> **REQUIRED WORK**
Restate the records in their entirety, word for word.

Figure contents as structured data:
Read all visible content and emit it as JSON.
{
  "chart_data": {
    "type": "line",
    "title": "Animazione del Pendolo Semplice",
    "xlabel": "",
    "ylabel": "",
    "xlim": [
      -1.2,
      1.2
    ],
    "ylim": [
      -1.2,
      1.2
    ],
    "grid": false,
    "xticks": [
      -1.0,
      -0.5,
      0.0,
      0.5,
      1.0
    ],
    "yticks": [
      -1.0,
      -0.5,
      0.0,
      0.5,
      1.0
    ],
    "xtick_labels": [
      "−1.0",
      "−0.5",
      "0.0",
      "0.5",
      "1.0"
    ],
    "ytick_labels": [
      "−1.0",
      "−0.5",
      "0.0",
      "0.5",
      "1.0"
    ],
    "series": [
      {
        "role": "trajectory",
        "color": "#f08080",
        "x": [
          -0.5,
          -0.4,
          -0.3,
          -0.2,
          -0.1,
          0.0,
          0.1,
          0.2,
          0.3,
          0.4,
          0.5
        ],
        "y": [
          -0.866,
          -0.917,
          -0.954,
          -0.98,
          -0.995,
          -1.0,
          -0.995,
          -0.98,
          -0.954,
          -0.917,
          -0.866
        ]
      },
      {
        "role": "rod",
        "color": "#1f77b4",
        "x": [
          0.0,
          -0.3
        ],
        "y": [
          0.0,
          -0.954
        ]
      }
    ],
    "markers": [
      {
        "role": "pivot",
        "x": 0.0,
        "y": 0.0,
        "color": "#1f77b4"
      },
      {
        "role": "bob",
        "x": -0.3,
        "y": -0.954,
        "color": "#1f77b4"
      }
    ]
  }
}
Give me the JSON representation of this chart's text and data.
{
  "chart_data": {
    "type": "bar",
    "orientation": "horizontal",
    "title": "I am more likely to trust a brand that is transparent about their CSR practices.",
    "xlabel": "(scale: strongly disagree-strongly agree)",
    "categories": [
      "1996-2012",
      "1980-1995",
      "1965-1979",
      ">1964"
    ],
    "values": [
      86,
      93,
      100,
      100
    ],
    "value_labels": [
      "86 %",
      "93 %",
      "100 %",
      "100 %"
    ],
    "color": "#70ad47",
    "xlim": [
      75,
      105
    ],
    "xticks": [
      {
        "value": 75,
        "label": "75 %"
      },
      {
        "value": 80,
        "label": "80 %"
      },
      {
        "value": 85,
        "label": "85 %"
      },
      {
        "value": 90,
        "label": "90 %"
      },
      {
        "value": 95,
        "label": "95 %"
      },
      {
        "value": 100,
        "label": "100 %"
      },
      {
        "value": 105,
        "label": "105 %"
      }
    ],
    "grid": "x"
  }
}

> **EXERCISE ANSWER**
Read all visible content and emit it as JSON.
{
  "chart_data": {
    "type": "line",
    "title": "Animazione del Pendolo Semplice",
    "xlabel": "",
    "ylabel": "",
    "xlim": [
      -1.2,
      1.2
    ],
    "ylim": [
      -1.2,
      1.2
    ],
    "grid": false,
    "xticks": [
      -1.0,
      -0.5,
      0.0,
      0.5,
      1.0
    ],
    "yticks": [
      -1.0,
      -0.5,
      0.0,
      0.5,
      1.0
    ],
    "xtick_labels": [
      "−1.0",
      "−0.5",
      "0.0",
      "0.5",
      "1.0"
    ],
    "ytick_labels": [
      "−1.0",
      "−0.5",
      "0.0",
      "0.5",
      "1.0"
    ],
    "series": [
      {
        "role": "trajectory",
        "color": "#f08080",
        "x": [
          -0.5,
          -0.4,
          -0.3,
          -0.2,
          -0.1,
          0.0,
          0.1,
          0.2,
          0.3,
          0.4,
          0.5
        ],
        "y": [
          -0.866,
          -0.917,
          -0.954,
          -0.98,
          -0.995,
          -1.0,
          -0.995,
          -0.98,
          -0.954,
          -0.917,
          -0.866
        ]
      },
      {
        "role": "rod",
        "color": "#1f77b4",
        "x": [
          0.0,
          -0.3
        ],
        "y": [
          0.0,
          -0.954
        ]
      }
    ],
    "markers": [
      {
        "role": "pivot",
        "x": 0.0,
        "y": 0.0,
        "color": "#1f77b4"
      },
      {
        "role": "bob",
        "x": -0.3,
        "y": -0.954,
        "color": "#1f77b4"
      }
    ]
  }
}
Give me the JSON representation of this chart's text and data.
{
  "chart_data": {
    "type": "bar",
    "orientation": "horizontal",
    "title": "I am more likely to trust a brand that is transparent about their CSR practices.",
    "xlabel": "(scale: strongly disagree-strongly agree)",
    "categories": [
      "1996-2012",
      "1980-1995",
      "1965-1979",
      ">1964"
    ],
    "values": [
      86,
      93,
      100,
      100
    ],
    "value_labels": [
      "86 %",
      "93 %",
      "100 %",
      "100 %"
    ],
    "color": "#70ad47",
    "xlim": [
      75,
      105
    ],
    "xticks": [
      {
        "value": 75,
        "label": "75 %"
      },
      {
        "value": 80,
        "label": "80 %"
      },
      {
        "value": 85,
        "label": "85 %"
      },
      {
        "value": 90,
        "label": "90 %"
      },
      {
        "value": 95,
        "label": "95 %"
      },
      {
        "value": 100,
        "label": "100 %"
      },
      {
        "value": 105,
        "label": "105 %"
      }
    ],
    "grid": "x"
  }
}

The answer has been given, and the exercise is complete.